ФРАГМЕНТ ТЕКСТА
────

А. Сейбутис в своей статье, озаглавленной «Миграция позднеледникового человека как отражение изменений экологической обстановки» [144], ссылается и на работы другого литовского исследователя, А. Пошки, и оба они сходятся в мысли, что «Веды были сочинены далеко на севере» и что в Ригведе и Авесте есть описания этих земель. Сейбутис указывает на расположение и названия рек Ригведы. Остановимся на этой работе с допустимой точностью, так как она заслуживает глубокого внимания в свете общего направления поиска, отраженного в данном сборнике.

Этот автор сосредоточивает свое внимание на установлении важнейших моментов этнического развития позднеледникового человека, то есть на той проблеме, которая, по его выражению, «содержит еще много неясных и спорных вопросов», выявляемых при ее рассмотрении археологами и лингвистами, и требует учета ценных палеогеографических данных. Соглашаясь с мнением гляциологов, что во время существования последнего оледенения (напомним, что его пик приходился на XХ-ХVIII тыс. до н. э.) активность и подвижность человека была высока в силу необходимости поиска основного источника пропитания — травоядных животных, которые широко мигрировали по ландшафтным зонам. Свободным передвижениям человека в тот период соответствовала и малая плотность населения: «Во времена господства мамонта на территории Франции могло прокормиться не более 10–12 тыс., а на Русской равнине — 70–80 тыс. человек».

────

ПЕРЕЧЕНЬ
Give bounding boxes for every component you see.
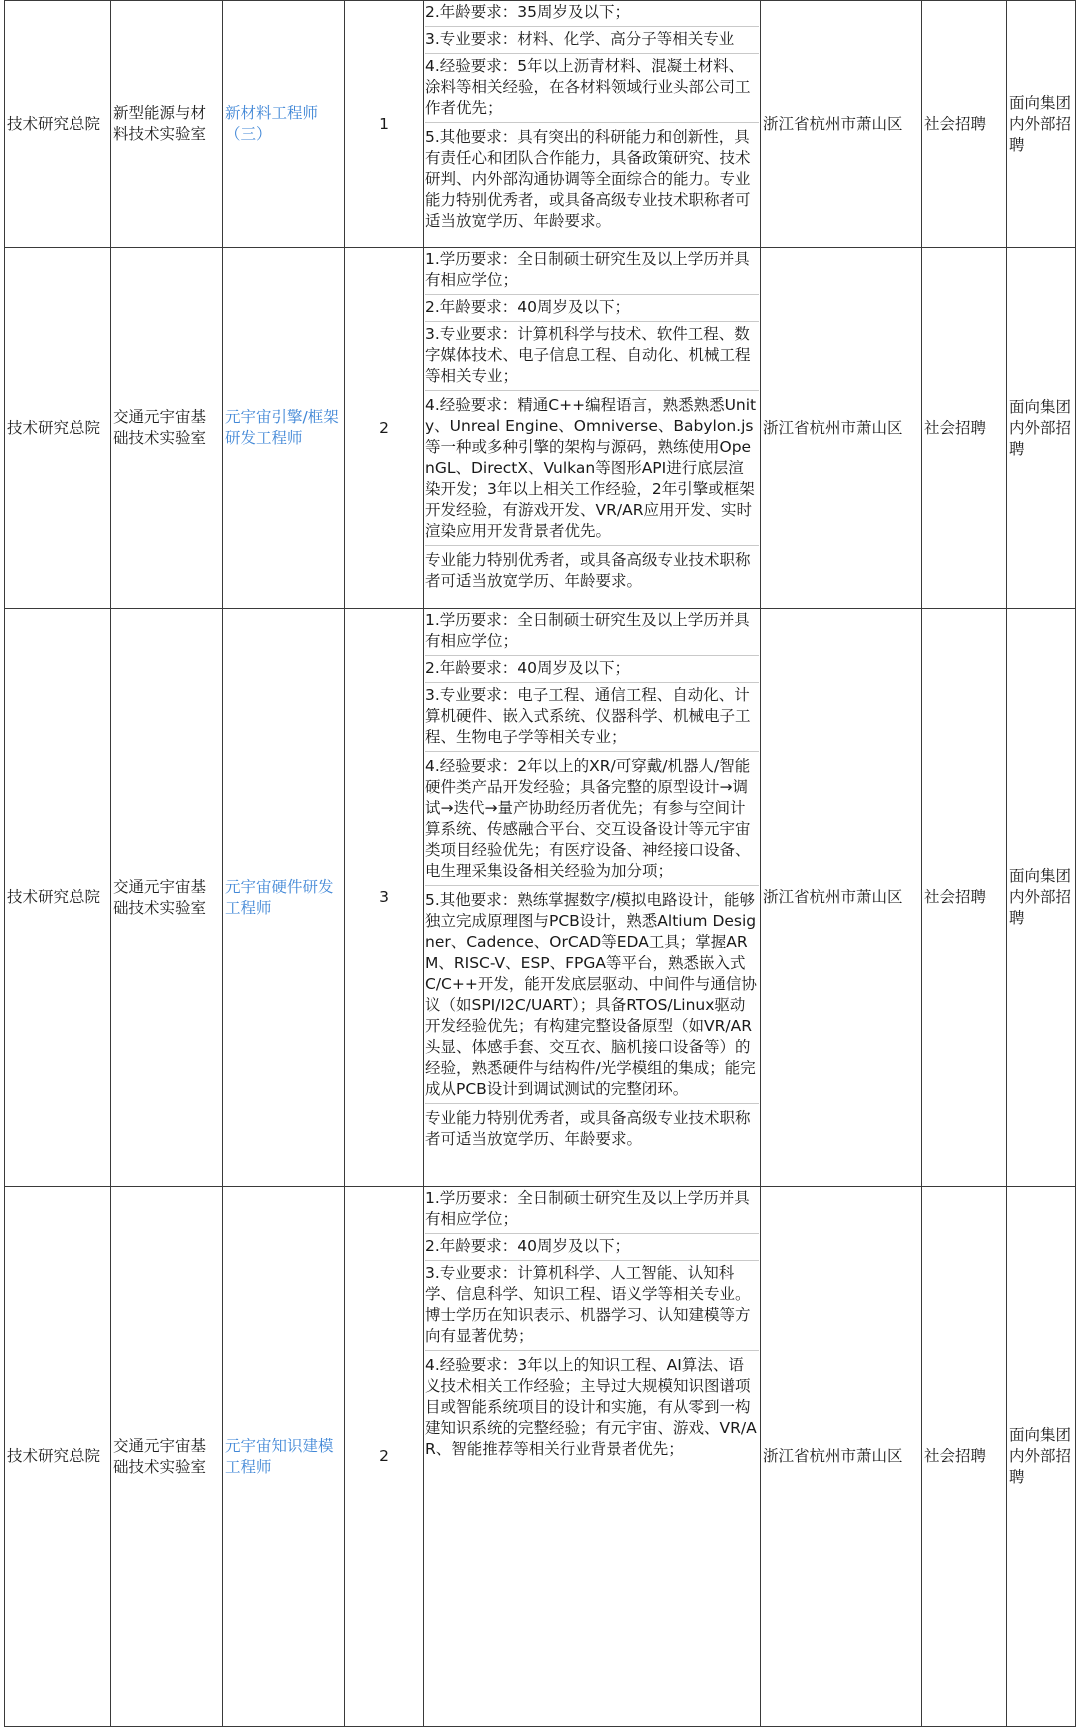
dept-cell: 技术研究总院: [5, 248, 111, 609]
count-cell: 2: [345, 1187, 424, 1727]
lab-cell: 新型能源与材料技术实验室: [111, 1, 223, 248]
recruit-type-cell: 社会招聘: [922, 248, 1007, 609]
location-cell: 浙江省杭州市萧山区: [761, 248, 922, 609]
position-link[interactable]: 元宇宙硬件研发工程师: [223, 609, 345, 1187]
table-row: [5, 1, 1076, 248]
dept-cell: 技术研究总院: [5, 1, 111, 248]
requirement-item: 2.年龄要求：40周岁及以下；: [425, 657, 759, 683]
scope-cell: 面向集团内外部招聘: [1007, 248, 1076, 609]
requirement-item: 2.年龄要求：40周岁及以下；: [425, 1235, 759, 1261]
requirement-item: 2.年龄要求：40周岁及以下；: [425, 296, 759, 322]
lab-cell: 交通元宇宙基础技术实验室: [111, 1187, 223, 1727]
requirement-item: 3.专业要求：材料、化学、高分子等相关专业: [425, 28, 759, 54]
recruit-type-cell: 社会招聘: [922, 609, 1007, 1187]
job-table-viewport: [4, 0, 1075, 1486]
count-cell: 1: [345, 1, 424, 248]
requirements-cell: [424, 609, 761, 1187]
requirements-cell: [424, 1187, 761, 1727]
requirement-item: 2.年龄要求：35周岁及以下；: [425, 1, 759, 27]
position-link[interactable]: 元宇宙引擎/框架研发工程师: [223, 248, 345, 609]
requirement-item: 1.学历要求：全日制硕士研究生及以上学历并具有相应学位；: [425, 1187, 759, 1234]
requirement-item: 4.经验要求：5年以上沥青材料、混凝土材料、涂料等相关经验，在各材料领域行业头部公司工作者优先；: [425, 55, 759, 123]
requirement-item: 1.学历要求：全日制硕士研究生及以上学历并具有相应学位；: [425, 248, 759, 295]
requirements-cell: [424, 1, 761, 248]
requirement-item: 3.专业要求：计算机科学与技术、软件工程、数字媒体技术、电子信息工程、自动化、机械工程等相关专业；: [425, 323, 759, 391]
dept-cell: 技术研究总院: [5, 1187, 111, 1727]
recruit-type-cell: 社会招聘: [922, 1187, 1007, 1727]
requirement-item: 3.专业要求：电子工程、通信工程、自动化、计算机硬件、嵌入式系统、仪器科学、机械电子工程、生物电子学等相关专业；: [425, 684, 759, 752]
dept-cell: 技术研究总院: [5, 609, 111, 1187]
count-cell: 3: [345, 609, 424, 1187]
scope-cell: 面向集团内外部招聘: [1007, 1187, 1076, 1727]
requirement-item: 3.专业要求：计算机科学、人工智能、认知科学、信息科学、知识工程、语义学等相关专业。博士学历在知识表示、机器学习、认知建模等方向有显著优势；: [425, 1262, 759, 1351]
table-row: [5, 1187, 1076, 1727]
requirement-item: 4.经验要求：2年以上的XR/可穿戴/机器人/智能硬件类产品开发经验；具备完整的原型设计→调试→迭代→量产协助经历者优先；有参与空间计算系统、传感融合平台、交互设备设计等元宇宙类项目经验优先；有医疗设备、神经接口设备、电生理采集设备相关经验为加分项；: [425, 755, 759, 886]
table-row: [5, 248, 1076, 609]
location-cell: 浙江省杭州市萧山区: [761, 1187, 922, 1727]
lab-cell: 交通元宇宙基础技术实验室: [111, 248, 223, 609]
table-row: [5, 609, 1076, 1187]
requirement-item: 1.学历要求：全日制硕士研究生及以上学历并具有相应学位；: [425, 609, 759, 656]
requirement-item: 专业能力特别优秀者，或具备高级专业技术职称者可适当放宽学历、年龄要求。: [425, 1109, 751, 1148]
requirement-item: 5.其他要求：具有突出的科研能力和创新性，具有责任心和团队合作能力，具备政策研究、技术研判、内外部沟通协调等全面综合的能力。专业能力特别优秀者，或具备高级专业技术职称者可适当放宽学历、年龄要求。: [425, 128, 751, 230]
scope-cell: 面向集团内外部招聘: [1007, 1, 1076, 248]
requirement-item: 专业能力特别优秀者，或具备高级专业技术职称者可适当放宽学历、年龄要求。: [425, 551, 751, 590]
requirement-item: 5.其他要求：熟练掌握数字/模拟电路设计，能够独立完成原理图与PCB设计，熟悉Altium Designer、Cadence、OrCAD等EDA工具；掌握ARM、RISC-V、ESP、FPGA等平台，熟悉嵌入式C/C++开发，能开发底层驱动、中间件与通信协议（如SPI/I2C/UART）；具备RTOS/Linux驱动开发经验优先；有构建完整设备原型（如VR/AR头显、体感手套、交互衣、脑机接口设备等）的经验，熟悉硬件与结构件/光学模组的集成；能完成从PCB设计到调试测试的完整闭环。: [425, 889, 759, 1104]
requirement-item: 4.经验要求：3年以上的知识工程、AI算法、语义技术相关工作经验；主导过大规模知识图谱项目或智能系统项目的设计和实施，有从零到一构建知识系统的完整经验；有元宇宙、游戏、VR/AR、智能推荐等相关行业背景者优先；: [425, 1356, 757, 1458]
requirement-item: 4.经验要求：精通C++编程语言，熟悉熟悉Unity、Unreal Engine、Omniverse、Babylon.js 等一种或多种引擎的架构与源码，熟练使用OpenGL、DirectX、Vulkan等图形API进行底层渲染开发；3年以上相关工作经验，2年引擎或框架开发经验，有游戏开发、VR/AR应用开发、实时渲染应用开发背景者优先。: [425, 394, 759, 546]
job-table: [4, 0, 1076, 1727]
lab-cell: 交通元宇宙基础技术实验室: [111, 609, 223, 1187]
recruit-type-cell: 社会招聘: [922, 1, 1007, 248]
location-cell: 浙江省杭州市萧山区: [761, 1, 922, 248]
position-link[interactable]: 新材料工程师（三）: [223, 1, 345, 248]
position-link[interactable]: 元宇宙知识建模工程师: [223, 1187, 345, 1727]
count-cell: 2: [345, 248, 424, 609]
location-cell: 浙江省杭州市萧山区: [761, 609, 922, 1187]
requirements-cell: [424, 248, 761, 609]
scope-cell: 面向集团内外部招聘: [1007, 609, 1076, 1187]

────

ЗАДАНИЕ 1
Обнови фрагмент о миграции позднеледникового человека: перепиши всё, начиная с «А. Сейбутис в» и вплоть до «в данном сборнике.», заменив «сборнике» на «издании».
ЗАДАНИЕ 2
Ответь по фрагменту о миграции позднеледникового человека:
(а) Как называется статья Сейбутиса?
(б) На какие тысячелетия до н. э. приходился пик последнего оледенения?
(в) Сколько человек, согласно цитате, могло прокормиться на Русской равнине во времена господства мамонта?
ЗАДАНИЕ 3
Продолжи фрагмент о миграции позднеледникового человека, начав сразу после его последнего предложения.
Пункты перечня — самостоятельный материал, отдельный от фрагмента.

ОТВЕТ 1
А. Сейбутис в своей статье, озаглавленной «Миграция позднеледникового человека как отражение изменений экологической обстановки» [144], ссылается и на работы другого литовского исследователя, А. Пошки, и оба они сходятся в мысли, что «Веды были сочинены далеко на севере» и что в Ригведе и Авесте есть описания этих земель. Сейбутис указывает на расположение и названия рек Ригведы. Остановимся на этой работе с допустимой точностью, так как она заслуживает глубокого внимания в свете общего направления поиска, отраженного в данном издании.

ОТВЕТ 2
(а) «Миграция позднеледникового человека как отражение изменений экологической обстановки».
(б) На XХ–ХVIII тыс. до н. э.
(в) 70–80 тыс. человек.

ОТВЕТ 3
Население в ту эпоху, по мнению автора, являло собой единый индоевропейский праэтнос. Если мы вспомним здесь утверждение Тилака, что последний ледник вытеснил из Приполярья тех предков индоевропейцев, которые во время последнего межледниковья, завершившегося около 30 тыс. лет назад, представляли собой в указанных областях уже более или менее однородных по уровню развития кроманьонцев, то вынуждены будем согласиться и с его выводом, что на земли Восточной Европы они были вытеснены начавшимся в это время последним оледенением и отсюда вновь стали частичными передвижениями возвращаться на потеплевшие с приходом голоцена земли Приполярья. (О том, как эти группы передвигались за уходящим к северу последним ледником, написано уже много, и мы не будем повторять здесь вышеприведенные данные и указания на соответствующую литературу.)

Сейбутис замечает: «Передвижение природных зон заставило фаунистических мигрантов постепенно переселяться все дальше на северо-восток. У позднеледниковой фауны Восточной Европы имелся свободный путь отхода на Север и даже в Сибирь, в обход Уральских гор» (с. 90–91).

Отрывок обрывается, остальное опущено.